> _Instruction_: Write out the full listing again, exactly as it stands.

Data entries

◇ ◇ ◇ ◇ ◇ ◇ ◇

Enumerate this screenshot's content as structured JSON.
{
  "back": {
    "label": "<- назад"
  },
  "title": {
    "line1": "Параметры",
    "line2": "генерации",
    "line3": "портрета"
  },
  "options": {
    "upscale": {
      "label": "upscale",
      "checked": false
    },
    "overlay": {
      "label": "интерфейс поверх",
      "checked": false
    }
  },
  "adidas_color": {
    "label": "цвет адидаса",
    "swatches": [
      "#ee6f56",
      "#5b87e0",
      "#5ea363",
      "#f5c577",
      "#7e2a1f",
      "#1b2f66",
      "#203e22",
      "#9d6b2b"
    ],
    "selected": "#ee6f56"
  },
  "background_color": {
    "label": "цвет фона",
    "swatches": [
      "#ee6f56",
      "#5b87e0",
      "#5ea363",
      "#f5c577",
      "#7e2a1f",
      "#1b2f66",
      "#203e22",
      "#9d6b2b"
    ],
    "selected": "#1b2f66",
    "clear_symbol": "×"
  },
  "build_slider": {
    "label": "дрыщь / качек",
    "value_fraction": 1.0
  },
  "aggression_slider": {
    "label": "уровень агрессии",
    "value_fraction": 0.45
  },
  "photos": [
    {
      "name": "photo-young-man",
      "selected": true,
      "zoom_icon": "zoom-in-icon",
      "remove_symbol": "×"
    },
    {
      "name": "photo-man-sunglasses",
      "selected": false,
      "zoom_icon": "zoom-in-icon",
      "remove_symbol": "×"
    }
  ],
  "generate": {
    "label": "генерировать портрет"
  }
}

◇ ◇ ◇ ◇ ◇ ◇ ◇

> _Written solution_:
Enumerate this screenshot's content as structured JSON.
{
  "back": {
    "label": "<- назад"
  },
  "title": {
    "line1": "Параметры",
    "line2": "генерации",
    "line3": "портрета"
  },
  "options": {
    "upscale": {
      "label": "upscale",
      "checked": false
    },
    "overlay": {
      "label": "интерфейс поверх",
      "checked": false
    }
  },
  "adidas_color": {
    "label": "цвет адидаса",
    "swatches": [
      "#ee6f56",
      "#5b87e0",
      "#5ea363",
      "#f5c577",
      "#7e2a1f",
      "#1b2f66",
      "#203e22",
      "#9d6b2b"
    ],
    "selected": "#ee6f56"
  },
  "background_color": {
    "label": "цвет фона",
    "swatches": [
      "#ee6f56",
      "#5b87e0",
      "#5ea363",
      "#f5c577",
      "#7e2a1f",
      "#1b2f66",
      "#203e22",
      "#9d6b2b"
    ],
    "selected": "#1b2f66",
    "clear_symbol": "×"
  },
  "build_slider": {
    "label": "дрыщь / качек",
    "value_fraction": 1.0
  },
  "aggression_slider": {
    "label": "уровень агрессии",
    "value_fraction": 0.45
  },
  "photos": [
    {
      "name": "photo-young-man",
      "selected": true,
      "zoom_icon": "zoom-in-icon",
      "remove_symbol": "×"
    },
    {
      "name": "photo-man-sunglasses",
      "selected": false,
      "zoom_icon": "zoom-in-icon",
      "remove_symbol": "×"
    }
  ],
  "generate": {
    "label": "генерировать портрет"
  }
}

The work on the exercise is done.